PROBLEM TO WORK ON:
Your task is to repeat the listing exactly.

Extracted records:
● ● ● ● ● ● ●

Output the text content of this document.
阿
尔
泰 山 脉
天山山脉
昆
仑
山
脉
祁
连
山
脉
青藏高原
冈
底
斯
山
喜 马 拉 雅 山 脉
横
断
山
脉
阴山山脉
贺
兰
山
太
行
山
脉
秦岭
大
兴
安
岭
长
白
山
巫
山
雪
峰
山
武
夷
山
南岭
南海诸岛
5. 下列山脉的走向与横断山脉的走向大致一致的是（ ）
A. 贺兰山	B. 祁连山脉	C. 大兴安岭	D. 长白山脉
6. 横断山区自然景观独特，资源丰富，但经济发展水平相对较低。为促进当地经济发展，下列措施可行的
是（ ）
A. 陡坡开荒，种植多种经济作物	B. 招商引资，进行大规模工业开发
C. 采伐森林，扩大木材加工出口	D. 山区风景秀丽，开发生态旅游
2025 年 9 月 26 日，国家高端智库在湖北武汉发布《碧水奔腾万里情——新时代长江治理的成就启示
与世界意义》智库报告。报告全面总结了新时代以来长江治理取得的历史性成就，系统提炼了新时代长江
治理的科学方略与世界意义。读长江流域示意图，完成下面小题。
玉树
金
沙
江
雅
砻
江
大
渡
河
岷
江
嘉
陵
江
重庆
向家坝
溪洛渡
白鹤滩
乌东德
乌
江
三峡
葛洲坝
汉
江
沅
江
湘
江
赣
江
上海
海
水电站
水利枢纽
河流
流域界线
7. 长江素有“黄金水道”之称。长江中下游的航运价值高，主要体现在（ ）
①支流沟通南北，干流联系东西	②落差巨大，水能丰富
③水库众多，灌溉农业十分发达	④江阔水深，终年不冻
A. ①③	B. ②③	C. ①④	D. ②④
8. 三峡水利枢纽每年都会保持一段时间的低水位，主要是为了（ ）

● ● ● ● ● ● ●

ANSWER FOR THIS EXERCISE:
Output the text content of this document.
阿
尔
泰 山 脉
天山山脉
昆
仑
山
脉
祁
连
山
脉
青藏高原
冈
底
斯
山
喜 马 拉 雅 山 脉
横
断
山
脉
阴山山脉
贺
兰
山
太
行
山
脉
秦岭
大
兴
安
岭
长
白
山
巫
山
雪
峰
山
武
夷
山
南岭
南海诸岛
5. 下列山脉的走向与横断山脉的走向大致一致的是（ ）
A. 贺兰山	B. 祁连山脉	C. 大兴安岭	D. 长白山脉
6. 横断山区自然景观独特，资源丰富，但经济发展水平相对较低。为促进当地经济发展，下列措施可行的
是（ ）
A. 陡坡开荒，种植多种经济作物	B. 招商引资，进行大规模工业开发
C. 采伐森林，扩大木材加工出口	D. 山区风景秀丽，开发生态旅游
2025 年 9 月 26 日，国家高端智库在湖北武汉发布《碧水奔腾万里情——新时代长江治理的成就启示
与世界意义》智库报告。报告全面总结了新时代以来长江治理取得的历史性成就，系统提炼了新时代长江
治理的科学方略与世界意义。读长江流域示意图，完成下面小题。
玉树
金
沙
江
雅
砻
江
大
渡
河
岷
江
嘉
陵
江
重庆
向家坝
溪洛渡
白鹤滩
乌东德
乌
江
三峡
葛洲坝
汉
江
沅
江
湘
江
赣
江
上海
海
水电站
水利枢纽
河流
流域界线
7. 长江素有“黄金水道”之称。长江中下游的航运价值高，主要体现在（ ）
①支流沟通南北，干流联系东西	②落差巨大，水能丰富
③水库众多，灌溉农业十分发达	④江阔水深，终年不冻
A. ①③	B. ②③	C. ①④	D. ②④
8. 三峡水利枢纽每年都会保持一段时间的低水位，主要是为了（ ）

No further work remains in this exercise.